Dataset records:
•••••

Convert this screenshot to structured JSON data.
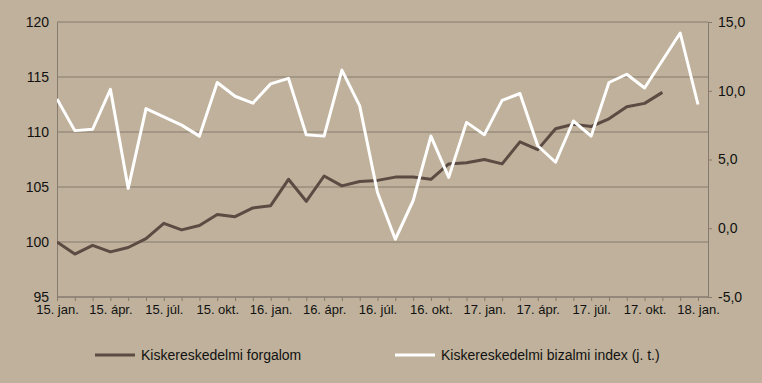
{
  "chart_data": {
    "type": "line",
    "categories": [
      "15. jan.",
      null,
      null,
      "15. ápr.",
      null,
      null,
      "15. júl.",
      null,
      null,
      "15. okt.",
      null,
      null,
      "16. jan.",
      null,
      null,
      "16. ápr.",
      null,
      null,
      "16. júl.",
      null,
      null,
      "16. okt.",
      null,
      null,
      "17. jan.",
      null,
      null,
      "17. ápr.",
      null,
      null,
      "17. júl.",
      null,
      null,
      "17. okt.",
      null,
      null,
      "18. jan."
    ],
    "series": [
      {
        "name": "Kiskereskedelmi forgalom",
        "color": "#5b4b43",
        "values": [
          100.0,
          98.9,
          99.7,
          99.1,
          99.5,
          100.3,
          101.7,
          101.1,
          101.5,
          102.5,
          102.3,
          103.1,
          103.3,
          105.7,
          103.7,
          106.0,
          105.1,
          105.5,
          105.6,
          105.9,
          105.9,
          105.7,
          107.1,
          107.2,
          107.5,
          107.1,
          109.1,
          108.4,
          110.3,
          110.7,
          110.5,
          111.2,
          112.3,
          112.6,
          113.6,
          null,
          null
        ]
      },
      {
        "name": "Kiskereskedelmi bizalmi index (j. t.)",
        "color": "#ffffff",
        "axis": "y2",
        "values": [
          9.4,
          7.1,
          7.2,
          10.1,
          2.9,
          8.7,
          8.1,
          7.5,
          6.7,
          10.6,
          9.6,
          9.1,
          10.5,
          10.9,
          6.8,
          6.7,
          11.5,
          8.9,
          2.6,
          -0.8,
          2.0,
          6.7,
          3.7,
          7.7,
          6.8,
          9.3,
          9.8,
          6.0,
          4.8,
          7.8,
          6.7,
          10.6,
          11.2,
          10.2,
          12.2,
          14.2,
          9.0
        ]
      }
    ],
    "ylim": [
      95,
      120
    ],
    "yticks": [
      95,
      100,
      105,
      110,
      115,
      120
    ],
    "y2lim": [
      -5,
      15
    ],
    "y2ticks": [
      {
        "value": -5,
        "label": "-5,0"
      },
      {
        "value": 0,
        "label": "0,0"
      },
      {
        "value": 5,
        "label": "5,0"
      },
      {
        "value": 10,
        "label": "10,0"
      },
      {
        "value": 15,
        "label": "15,0"
      }
    ],
    "grid": true,
    "legend": "bottom"
  }
}
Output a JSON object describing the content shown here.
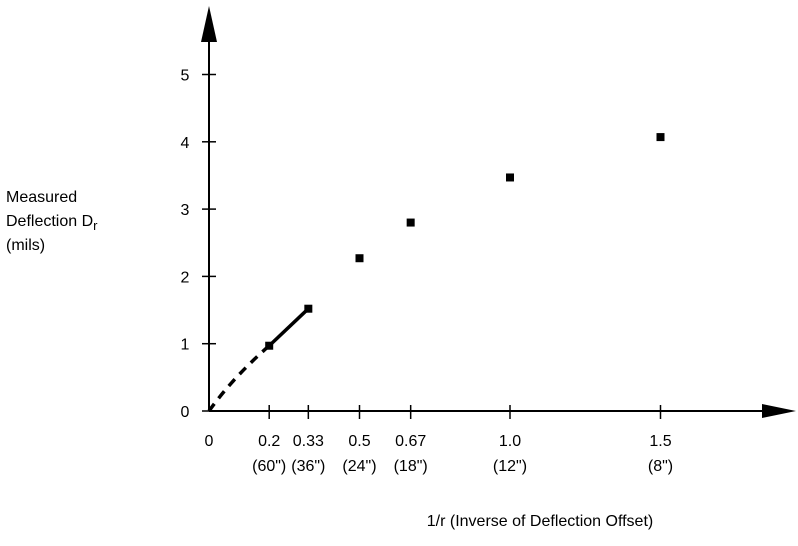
{
  "chart_data": {
    "type": "scatter",
    "title": "",
    "xlabel": "1/r (Inverse of Deflection Offset)",
    "ylabel": {
      "line1": "Measured",
      "line2_main": "Deflection D",
      "line2_sub": "r",
      "line3": "(mils)"
    },
    "xlim": [
      0,
      1.95
    ],
    "ylim": [
      0,
      5.85
    ],
    "x_ticks": [
      {
        "value": 0,
        "label": "0",
        "sublabel": ""
      },
      {
        "value": 0.2,
        "label": "0.2",
        "sublabel": "(60\")"
      },
      {
        "value": 0.33,
        "label": "0.33",
        "sublabel": "(36\")"
      },
      {
        "value": 0.5,
        "label": "0.5",
        "sublabel": "(24\")"
      },
      {
        "value": 0.67,
        "label": "0.67",
        "sublabel": "(18\")"
      },
      {
        "value": 1.0,
        "label": "1.0",
        "sublabel": "(12\")"
      },
      {
        "value": 1.5,
        "label": "1.5",
        "sublabel": "(8\")"
      }
    ],
    "y_ticks": [
      {
        "value": 0,
        "label": "0"
      },
      {
        "value": 1,
        "label": "1"
      },
      {
        "value": 2,
        "label": "2"
      },
      {
        "value": 3,
        "label": "3"
      },
      {
        "value": 4,
        "label": "4"
      },
      {
        "value": 5,
        "label": "5"
      }
    ],
    "points": [
      {
        "x": 0.2,
        "y": 0.97
      },
      {
        "x": 0.33,
        "y": 1.52
      },
      {
        "x": 0.5,
        "y": 2.27
      },
      {
        "x": 0.67,
        "y": 2.8
      },
      {
        "x": 1.0,
        "y": 3.47
      },
      {
        "x": 1.5,
        "y": 4.07
      }
    ],
    "solid_line": [
      {
        "x": 0.2,
        "y": 0.97
      },
      {
        "x": 0.33,
        "y": 1.52
      }
    ],
    "dashed_curve": [
      {
        "x": 0.0,
        "y": 0.0
      },
      {
        "x": 0.08,
        "y": 0.5
      },
      {
        "x": 0.2,
        "y": 0.97
      }
    ],
    "grid": false,
    "legend": "none"
  }
}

•••••

* [THE EXERCISE]: Make a verbatim copy of all the entries and strip out the pictures.

* [EXERCISE ANSWER]:
Convert this screenshot to structured JSON data.
{
  "chart_data": {
    "type": "line",
    "categories": [
      "15. jan.",
      null,
      null,
      "15. ápr.",
      null,
      null,
      "15. júl.",
      null,
      null,
      "15. okt.",
      null,
      null,
      "16. jan.",
      null,
      null,
      "16. ápr.",
      null,
      null,
      "16. júl.",
      null,
      null,
      "16. okt.",
      null,
      null,
      "17. jan.",
      null,
      null,
      "17. ápr.",
      null,
      null,
      "17. júl.",
      null,
      null,
      "17. okt.",
      null,
      null,
      "18. jan."
    ],
    "series": [
      {
        "name": "Kiskereskedelmi forgalom",
        "color": "#5b4b43",
        "values": [
          100.0,
          98.9,
          99.7,
          99.1,
          99.5,
          100.3,
          101.7,
          101.1,
          101.5,
          102.5,
          102.3,
          103.1,
          103.3,
          105.7,
          103.7,
          106.0,
          105.1,
          105.5,
          105.6,
          105.9,
          105.9,
          105.7,
          107.1,
          107.2,
          107.5,
          107.1,
          109.1,
          108.4,
          110.3,
          110.7,
          110.5,
          111.2,
          112.3,
          112.6,
          113.6,
          null,
          null
        ]
      },
      {
        "name": "Kiskereskedelmi bizalmi index (j. t.)",
        "color": "#ffffff",
        "axis": "y2",
        "values": [
          9.4,
          7.1,
          7.2,
          10.1,
          2.9,
          8.7,
          8.1,
          7.5,
          6.7,
          10.6,
          9.6,
          9.1,
          10.5,
          10.9,
          6.8,
          6.7,
          11.5,
          8.9,
          2.6,
          -0.8,
          2.0,
          6.7,
          3.7,
          7.7,
          6.8,
          9.3,
          9.8,
          6.0,
          4.8,
          7.8,
          6.7,
          10.6,
          11.2,
          10.2,
          12.2,
          14.2,
          9.0
        ]
      }
    ],
    "ylim": [
      95,
      120
    ],
    "yticks": [
      95,
      100,
      105,
      110,
      115,
      120
    ],
    "y2lim": [
      -5,
      15
    ],
    "y2ticks": [
      {
        "value": -5,
        "label": "-5,0"
      },
      {
        "value": 0,
        "label": "0,0"
      },
      {
        "value": 5,
        "label": "5,0"
      },
      {
        "value": 10,
        "label": "10,0"
      },
      {
        "value": 15,
        "label": "15,0"
      }
    ],
    "grid": true,
    "legend": "bottom"
  }
}
Output a JSON object describing the content shown here.
{
  "chart_data": {
    "type": "scatter",
    "title": "",
    "xlabel": "1/r (Inverse of Deflection Offset)",
    "ylabel": {
      "line1": "Measured",
      "line2_main": "Deflection D",
      "line2_sub": "r",
      "line3": "(mils)"
    },
    "xlim": [
      0,
      1.95
    ],
    "ylim": [
      0,
      5.85
    ],
    "x_ticks": [
      {
        "value": 0,
        "label": "0",
        "sublabel": ""
      },
      {
        "value": 0.2,
        "label": "0.2",
        "sublabel": "(60\")"
      },
      {
        "value": 0.33,
        "label": "0.33",
        "sublabel": "(36\")"
      },
      {
        "value": 0.5,
        "label": "0.5",
        "sublabel": "(24\")"
      },
      {
        "value": 0.67,
        "label": "0.67",
        "sublabel": "(18\")"
      },
      {
        "value": 1.0,
        "label": "1.0",
        "sublabel": "(12\")"
      },
      {
        "value": 1.5,
        "label": "1.5",
        "sublabel": "(8\")"
      }
    ],
    "y_ticks": [
      {
        "value": 0,
        "label": "0"
      },
      {
        "value": 1,
        "label": "1"
      },
      {
        "value": 2,
        "label": "2"
      },
      {
        "value": 3,
        "label": "3"
      },
      {
        "value": 4,
        "label": "4"
      },
      {
        "value": 5,
        "label": "5"
      }
    ],
    "points": [
      {
        "x": 0.2,
        "y": 0.97
      },
      {
        "x": 0.33,
        "y": 1.52
      },
      {
        "x": 0.5,
        "y": 2.27
      },
      {
        "x": 0.67,
        "y": 2.8
      },
      {
        "x": 1.0,
        "y": 3.47
      },
      {
        "x": 1.5,
        "y": 4.07
      }
    ],
    "solid_line": [
      {
        "x": 0.2,
        "y": 0.97
      },
      {
        "x": 0.33,
        "y": 1.52
      }
    ],
    "dashed_curve": [
      {
        "x": 0.0,
        "y": 0.0
      },
      {
        "x": 0.08,
        "y": 0.5
      },
      {
        "x": 0.2,
        "y": 0.97
      }
    ],
    "grid": false,
    "legend": "none"
  }
}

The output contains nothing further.